**What the task asks**
Give the count of lines that include the string "AI보안". Add nothing to it.

-- start Data excerpts --

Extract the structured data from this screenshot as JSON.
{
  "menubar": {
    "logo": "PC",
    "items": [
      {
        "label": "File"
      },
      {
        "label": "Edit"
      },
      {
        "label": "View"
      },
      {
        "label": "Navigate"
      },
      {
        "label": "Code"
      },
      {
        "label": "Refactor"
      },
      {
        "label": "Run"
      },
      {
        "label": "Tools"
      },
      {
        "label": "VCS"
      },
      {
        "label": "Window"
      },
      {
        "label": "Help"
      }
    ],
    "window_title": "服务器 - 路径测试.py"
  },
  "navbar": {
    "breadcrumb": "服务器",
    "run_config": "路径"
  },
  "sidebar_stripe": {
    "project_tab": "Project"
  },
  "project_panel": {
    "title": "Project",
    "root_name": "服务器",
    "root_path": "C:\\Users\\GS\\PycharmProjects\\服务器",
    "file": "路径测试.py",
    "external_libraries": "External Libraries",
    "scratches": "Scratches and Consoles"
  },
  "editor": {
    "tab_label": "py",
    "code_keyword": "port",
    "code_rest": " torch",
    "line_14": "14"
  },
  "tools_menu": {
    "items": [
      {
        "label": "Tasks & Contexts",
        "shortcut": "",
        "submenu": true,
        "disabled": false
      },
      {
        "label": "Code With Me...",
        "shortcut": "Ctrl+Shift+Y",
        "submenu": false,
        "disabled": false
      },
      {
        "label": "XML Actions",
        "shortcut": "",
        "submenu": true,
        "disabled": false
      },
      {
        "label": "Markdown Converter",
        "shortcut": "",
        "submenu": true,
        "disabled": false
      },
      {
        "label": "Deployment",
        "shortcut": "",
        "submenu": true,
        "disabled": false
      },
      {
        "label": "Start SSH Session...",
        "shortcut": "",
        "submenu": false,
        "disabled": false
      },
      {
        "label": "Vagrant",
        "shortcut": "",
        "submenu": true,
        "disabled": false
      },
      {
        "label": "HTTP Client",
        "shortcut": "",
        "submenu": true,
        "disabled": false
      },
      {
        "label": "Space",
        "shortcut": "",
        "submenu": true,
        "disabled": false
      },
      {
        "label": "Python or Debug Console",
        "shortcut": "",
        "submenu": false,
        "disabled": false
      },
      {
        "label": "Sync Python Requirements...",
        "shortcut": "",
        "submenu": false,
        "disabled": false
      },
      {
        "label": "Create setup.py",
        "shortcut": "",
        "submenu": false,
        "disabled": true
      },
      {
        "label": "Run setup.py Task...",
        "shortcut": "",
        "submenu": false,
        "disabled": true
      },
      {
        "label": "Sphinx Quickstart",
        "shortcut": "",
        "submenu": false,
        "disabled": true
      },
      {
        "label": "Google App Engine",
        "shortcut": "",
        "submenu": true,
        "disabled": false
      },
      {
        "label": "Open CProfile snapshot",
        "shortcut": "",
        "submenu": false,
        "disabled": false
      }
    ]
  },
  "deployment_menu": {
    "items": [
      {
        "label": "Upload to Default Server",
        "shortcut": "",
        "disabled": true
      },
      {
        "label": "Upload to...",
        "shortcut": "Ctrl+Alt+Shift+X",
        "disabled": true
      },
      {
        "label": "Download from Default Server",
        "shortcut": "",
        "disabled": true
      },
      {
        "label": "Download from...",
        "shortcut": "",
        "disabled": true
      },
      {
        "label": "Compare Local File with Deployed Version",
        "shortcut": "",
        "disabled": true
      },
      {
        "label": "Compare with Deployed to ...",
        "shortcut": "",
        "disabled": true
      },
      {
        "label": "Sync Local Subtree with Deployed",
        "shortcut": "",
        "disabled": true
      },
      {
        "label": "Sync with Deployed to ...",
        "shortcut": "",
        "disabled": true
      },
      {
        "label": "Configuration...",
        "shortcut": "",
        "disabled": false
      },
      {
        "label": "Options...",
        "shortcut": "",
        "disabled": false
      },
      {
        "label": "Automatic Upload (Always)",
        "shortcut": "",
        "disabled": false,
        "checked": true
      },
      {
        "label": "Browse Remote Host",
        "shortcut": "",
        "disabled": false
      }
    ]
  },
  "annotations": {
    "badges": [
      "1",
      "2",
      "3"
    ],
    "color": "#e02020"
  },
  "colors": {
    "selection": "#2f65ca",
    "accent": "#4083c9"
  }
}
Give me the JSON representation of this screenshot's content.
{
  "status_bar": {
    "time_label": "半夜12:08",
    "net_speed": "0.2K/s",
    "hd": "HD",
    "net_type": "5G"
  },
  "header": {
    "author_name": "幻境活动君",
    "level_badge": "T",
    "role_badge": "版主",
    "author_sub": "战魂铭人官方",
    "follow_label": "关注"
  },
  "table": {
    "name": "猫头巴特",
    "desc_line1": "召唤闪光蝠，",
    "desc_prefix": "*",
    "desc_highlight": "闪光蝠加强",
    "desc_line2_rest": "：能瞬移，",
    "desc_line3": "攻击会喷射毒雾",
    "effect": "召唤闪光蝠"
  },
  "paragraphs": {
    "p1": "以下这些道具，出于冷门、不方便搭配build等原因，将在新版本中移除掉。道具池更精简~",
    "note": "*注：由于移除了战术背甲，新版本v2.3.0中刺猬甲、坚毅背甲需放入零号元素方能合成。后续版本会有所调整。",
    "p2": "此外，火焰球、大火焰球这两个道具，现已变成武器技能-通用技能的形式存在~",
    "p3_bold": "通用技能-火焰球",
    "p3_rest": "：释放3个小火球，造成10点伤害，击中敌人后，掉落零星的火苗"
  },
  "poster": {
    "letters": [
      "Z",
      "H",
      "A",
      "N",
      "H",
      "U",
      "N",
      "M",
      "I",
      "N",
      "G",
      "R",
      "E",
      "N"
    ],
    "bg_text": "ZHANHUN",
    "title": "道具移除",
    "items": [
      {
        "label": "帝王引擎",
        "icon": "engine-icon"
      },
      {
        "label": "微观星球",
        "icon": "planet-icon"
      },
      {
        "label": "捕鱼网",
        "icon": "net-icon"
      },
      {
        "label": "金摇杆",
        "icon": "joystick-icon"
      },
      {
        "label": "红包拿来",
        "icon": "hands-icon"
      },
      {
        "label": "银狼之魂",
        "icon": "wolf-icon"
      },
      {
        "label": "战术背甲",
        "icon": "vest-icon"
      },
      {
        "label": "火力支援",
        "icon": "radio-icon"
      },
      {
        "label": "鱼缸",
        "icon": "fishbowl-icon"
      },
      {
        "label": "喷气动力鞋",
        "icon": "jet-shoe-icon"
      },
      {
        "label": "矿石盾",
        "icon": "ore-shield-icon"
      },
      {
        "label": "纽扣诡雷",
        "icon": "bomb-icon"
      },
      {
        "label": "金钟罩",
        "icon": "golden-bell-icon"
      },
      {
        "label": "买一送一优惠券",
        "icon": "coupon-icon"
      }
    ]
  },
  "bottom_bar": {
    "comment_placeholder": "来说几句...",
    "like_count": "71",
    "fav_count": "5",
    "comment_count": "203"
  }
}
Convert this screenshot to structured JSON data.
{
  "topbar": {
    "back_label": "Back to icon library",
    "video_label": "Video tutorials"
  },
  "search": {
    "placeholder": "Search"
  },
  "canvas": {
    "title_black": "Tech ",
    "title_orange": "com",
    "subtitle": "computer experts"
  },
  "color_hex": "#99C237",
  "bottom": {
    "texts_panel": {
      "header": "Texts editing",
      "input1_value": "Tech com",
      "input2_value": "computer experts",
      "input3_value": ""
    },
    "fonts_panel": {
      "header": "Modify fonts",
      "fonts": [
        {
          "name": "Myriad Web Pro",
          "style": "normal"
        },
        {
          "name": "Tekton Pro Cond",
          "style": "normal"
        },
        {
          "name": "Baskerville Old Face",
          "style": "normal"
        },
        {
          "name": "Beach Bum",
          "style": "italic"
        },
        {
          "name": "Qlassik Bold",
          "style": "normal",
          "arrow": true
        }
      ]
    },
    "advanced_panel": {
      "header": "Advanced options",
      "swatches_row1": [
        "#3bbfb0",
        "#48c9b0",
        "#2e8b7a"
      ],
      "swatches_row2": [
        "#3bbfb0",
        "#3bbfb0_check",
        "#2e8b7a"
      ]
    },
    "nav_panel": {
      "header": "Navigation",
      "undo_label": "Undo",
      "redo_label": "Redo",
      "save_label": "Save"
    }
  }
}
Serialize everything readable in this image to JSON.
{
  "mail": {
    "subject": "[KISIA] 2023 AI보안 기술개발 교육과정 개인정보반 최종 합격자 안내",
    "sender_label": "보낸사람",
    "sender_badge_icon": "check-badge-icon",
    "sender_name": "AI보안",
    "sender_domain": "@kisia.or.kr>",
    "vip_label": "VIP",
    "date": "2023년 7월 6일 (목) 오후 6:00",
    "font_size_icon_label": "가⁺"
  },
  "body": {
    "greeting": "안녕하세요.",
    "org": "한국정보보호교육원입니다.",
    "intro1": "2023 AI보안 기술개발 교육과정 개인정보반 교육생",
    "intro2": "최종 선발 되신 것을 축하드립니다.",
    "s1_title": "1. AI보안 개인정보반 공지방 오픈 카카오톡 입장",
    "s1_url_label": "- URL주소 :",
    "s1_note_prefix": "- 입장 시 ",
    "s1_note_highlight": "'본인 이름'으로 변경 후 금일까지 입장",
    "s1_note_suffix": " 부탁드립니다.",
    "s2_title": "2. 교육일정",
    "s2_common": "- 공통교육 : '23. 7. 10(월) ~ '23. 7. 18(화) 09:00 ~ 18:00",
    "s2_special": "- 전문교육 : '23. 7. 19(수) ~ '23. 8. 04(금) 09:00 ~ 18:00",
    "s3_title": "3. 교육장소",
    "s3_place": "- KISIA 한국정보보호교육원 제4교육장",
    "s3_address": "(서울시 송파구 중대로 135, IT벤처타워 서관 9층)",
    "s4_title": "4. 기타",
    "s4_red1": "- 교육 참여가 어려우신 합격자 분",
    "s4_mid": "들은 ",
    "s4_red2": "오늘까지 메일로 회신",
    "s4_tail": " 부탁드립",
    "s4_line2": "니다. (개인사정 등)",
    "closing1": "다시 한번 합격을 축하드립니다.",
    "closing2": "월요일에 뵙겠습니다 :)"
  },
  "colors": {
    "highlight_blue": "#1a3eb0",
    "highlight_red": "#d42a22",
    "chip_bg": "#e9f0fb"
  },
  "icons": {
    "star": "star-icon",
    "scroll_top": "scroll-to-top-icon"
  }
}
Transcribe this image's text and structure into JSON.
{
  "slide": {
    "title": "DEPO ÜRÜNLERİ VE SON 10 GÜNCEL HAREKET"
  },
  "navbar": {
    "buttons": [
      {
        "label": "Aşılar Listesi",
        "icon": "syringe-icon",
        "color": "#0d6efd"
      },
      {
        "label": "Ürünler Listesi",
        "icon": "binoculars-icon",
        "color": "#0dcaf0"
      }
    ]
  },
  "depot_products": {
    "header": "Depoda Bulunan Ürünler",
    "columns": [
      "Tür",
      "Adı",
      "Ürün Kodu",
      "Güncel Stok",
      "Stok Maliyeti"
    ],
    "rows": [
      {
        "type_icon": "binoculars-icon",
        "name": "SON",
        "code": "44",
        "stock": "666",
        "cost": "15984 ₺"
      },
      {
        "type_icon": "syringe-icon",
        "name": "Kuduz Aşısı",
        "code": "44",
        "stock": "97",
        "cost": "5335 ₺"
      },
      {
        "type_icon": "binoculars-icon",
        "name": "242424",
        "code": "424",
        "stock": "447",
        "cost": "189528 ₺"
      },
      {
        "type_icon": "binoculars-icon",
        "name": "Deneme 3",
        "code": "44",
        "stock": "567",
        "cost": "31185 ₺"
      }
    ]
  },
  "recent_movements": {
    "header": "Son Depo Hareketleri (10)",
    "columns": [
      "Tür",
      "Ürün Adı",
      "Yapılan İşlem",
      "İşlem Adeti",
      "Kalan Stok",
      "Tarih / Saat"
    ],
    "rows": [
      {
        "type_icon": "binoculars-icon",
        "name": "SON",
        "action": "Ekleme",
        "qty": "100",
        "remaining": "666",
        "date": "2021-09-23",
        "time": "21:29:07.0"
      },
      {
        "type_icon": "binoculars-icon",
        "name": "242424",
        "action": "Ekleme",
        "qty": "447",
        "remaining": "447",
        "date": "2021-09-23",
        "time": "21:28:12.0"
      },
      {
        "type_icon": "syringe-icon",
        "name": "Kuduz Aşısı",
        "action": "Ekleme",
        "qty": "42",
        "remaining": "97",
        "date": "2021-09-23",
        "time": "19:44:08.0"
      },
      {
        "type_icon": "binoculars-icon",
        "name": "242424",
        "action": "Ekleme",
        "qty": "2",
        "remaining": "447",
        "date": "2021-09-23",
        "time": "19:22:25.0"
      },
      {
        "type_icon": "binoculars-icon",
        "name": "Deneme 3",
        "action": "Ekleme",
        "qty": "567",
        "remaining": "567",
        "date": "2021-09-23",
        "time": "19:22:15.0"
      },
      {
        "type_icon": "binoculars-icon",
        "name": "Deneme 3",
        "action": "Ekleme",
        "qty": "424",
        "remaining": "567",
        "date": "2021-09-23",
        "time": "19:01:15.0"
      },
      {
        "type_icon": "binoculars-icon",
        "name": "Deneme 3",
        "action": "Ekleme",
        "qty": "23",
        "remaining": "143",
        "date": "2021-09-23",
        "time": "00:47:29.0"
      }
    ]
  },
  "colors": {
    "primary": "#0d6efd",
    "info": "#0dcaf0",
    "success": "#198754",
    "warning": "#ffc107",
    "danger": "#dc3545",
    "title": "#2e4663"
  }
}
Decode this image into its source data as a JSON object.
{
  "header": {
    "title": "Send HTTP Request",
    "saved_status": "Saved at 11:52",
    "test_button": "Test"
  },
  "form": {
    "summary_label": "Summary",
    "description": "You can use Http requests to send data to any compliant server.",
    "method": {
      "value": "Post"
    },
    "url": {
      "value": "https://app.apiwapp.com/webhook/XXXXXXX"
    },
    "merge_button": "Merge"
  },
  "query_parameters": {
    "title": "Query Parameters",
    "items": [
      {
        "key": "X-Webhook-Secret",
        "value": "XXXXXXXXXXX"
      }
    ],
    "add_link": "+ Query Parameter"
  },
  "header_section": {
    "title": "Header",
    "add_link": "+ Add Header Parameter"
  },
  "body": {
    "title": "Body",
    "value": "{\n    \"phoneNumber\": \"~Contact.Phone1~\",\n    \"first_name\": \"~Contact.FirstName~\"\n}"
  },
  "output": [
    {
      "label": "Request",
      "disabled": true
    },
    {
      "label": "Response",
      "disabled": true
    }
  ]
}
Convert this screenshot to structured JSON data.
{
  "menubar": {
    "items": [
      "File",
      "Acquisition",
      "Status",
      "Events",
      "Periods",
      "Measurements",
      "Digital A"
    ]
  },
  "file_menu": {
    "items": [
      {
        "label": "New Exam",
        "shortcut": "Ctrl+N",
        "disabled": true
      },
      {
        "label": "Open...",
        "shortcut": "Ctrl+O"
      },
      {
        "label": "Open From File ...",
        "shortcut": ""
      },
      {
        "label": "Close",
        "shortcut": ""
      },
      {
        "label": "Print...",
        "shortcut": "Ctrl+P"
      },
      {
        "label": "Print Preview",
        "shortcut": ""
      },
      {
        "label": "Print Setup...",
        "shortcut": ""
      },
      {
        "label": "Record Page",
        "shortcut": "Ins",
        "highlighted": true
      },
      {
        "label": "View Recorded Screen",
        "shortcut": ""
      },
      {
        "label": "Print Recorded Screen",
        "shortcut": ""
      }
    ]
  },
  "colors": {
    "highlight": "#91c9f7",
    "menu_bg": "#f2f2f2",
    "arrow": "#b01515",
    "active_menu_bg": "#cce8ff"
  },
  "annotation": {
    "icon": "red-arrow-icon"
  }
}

-- end Data excerpts --

**Written answer**
4